* EXERCISE TASK: Find the lines holding the string "оболочки" in the data, then copy all of them.

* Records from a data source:
————————

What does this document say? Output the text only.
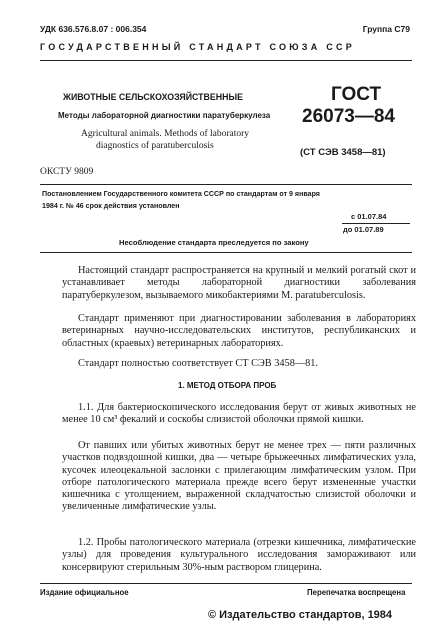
УДК 636.576.8.07 : 006.354	Группа С79
ГОСУДАРСТВЕННЫЙ СТАНДАРТ СОЮЗА ССР
ЖИВОТНЫЕ СЕЛЬСКОХОЗЯЙСТВЕННЫЕ
Методы лабораторной диагностики паратуберкулеза
Agricultural animals. Methods of laboratory
diagnostics of paratuberculosis
ГОСТ
26073—84
(СТ СЭВ 3458—81)
ОКСТУ 9809
Постановлением Государственного комитета СССР по стандартам от 9 января
1984 г. № 46 срок действия установлен
с 01.07.84
до 01.07.89
Несоблюдение стандарта преследуется по закону
Настоящий стандарт распространяется на крупный и мелкий рогатый скот и устанавливает методы лабораторной диагностики заболевания паратуберкулезом, вызываемого микобактериями M. paratuberculosis.
Стандарт применяют при диагностировании заболевания в лабораториях ветеринарных научно-исследовательских институтов, республиканских и областных (краевых) ветеринарных лабораториях.
Стандарт полностью соответствует СТ СЭВ 3458—81.
1. МЕТОД ОТБОРА ПРОБ
1.1. Для бактериоскопического исследования берут от живых животных не менее 10 см³ фекалий и соскобы слизистой оболочки прямой кишки.
От павших или убитых животных берут не менее трех — пяти различных участков подвздошной кишки, два — четыре брыжеечных лимфатических узла, кусочек илеоцекальной заслонки с прилегающим лимфатическим узлом. При отборе патологического материала прежде всего берут измененные участки кишечника с утолщением, выраженной складчатостью слизистой оболочки и увеличенные лимфатические узлы.
1.2. Пробы патологического материала (отрезки кишечника, лимфатические узлы) для проведения культурального исследования замораживают или консервируют стерильным 30%-ным раствором глицерина.
Издание официальное	Перепечатка воспрещена
© Издательство стандартов, 1984
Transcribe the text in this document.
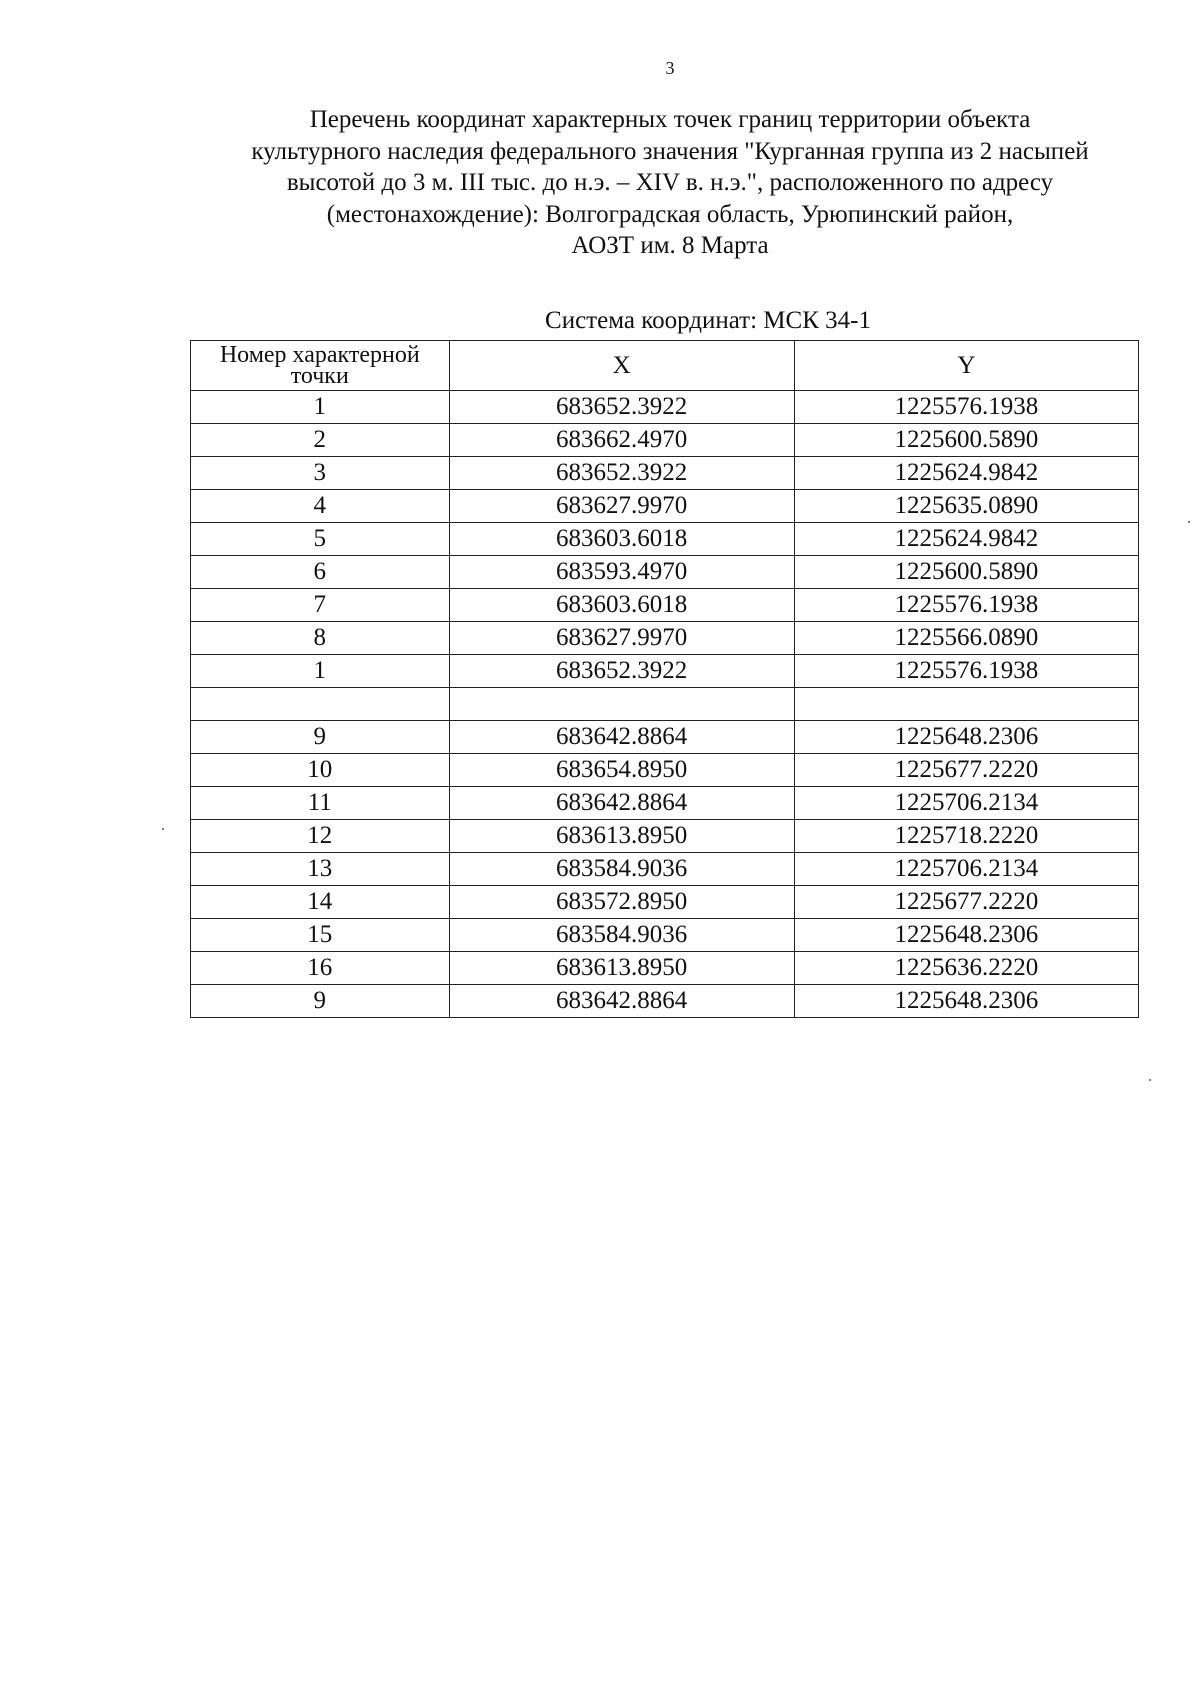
3
Перечень координат характерных точек границ территории объекта
культурного наследия федерального значения "Курганная группа из 2 насыпей
высотой до 3 м. III тыс. до н.э. – XIV в. н.э.", расположенного по адресу
(местонахождение): Волгоградская область, Урюпинский район,
АОЗТ им. 8 Марта
Система координат: МСК 34-1
Номер характерной точки	X	Y
1	683652.3922	1225576.1938
2	683662.4970	1225600.5890
3	683652.3922	1225624.9842
4	683627.9970	1225635.0890
5	683603.6018	1225624.9842
6	683593.4970	1225600.5890
7	683603.6018	1225576.1938
8	683627.9970	1225566.0890
1	683652.3922	1225576.1938

9	683642.8864	1225648.2306
10	683654.8950	1225677.2220
11	683642.8864	1225706.2134
12	683613.8950	1225718.2220
13	683584.9036	1225706.2134
14	683572.8950	1225677.2220
15	683584.9036	1225648.2306
16	683613.8950	1225636.2220
9	683642.8864	1225648.2306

————————

* CORRECT OUTPUT:
1.1. Для бактериоскопического исследования берут от живых животных не менее 10 см³ фекалий и соскобы слизистой оболочки прямой кишки.
От павших или убитых животных берут не менее трех — пяти различных участков подвздошной кишки, два — четыре брыжеечных лимфатических узла, кусочек илеоцекальной заслонки с прилегающим лимфатическим узлом. При отборе патологического материала прежде всего берут измененные участки кишечника с утолщением, выраженной складчатостью слизистой оболочки и увеличенные лимфатические узлы.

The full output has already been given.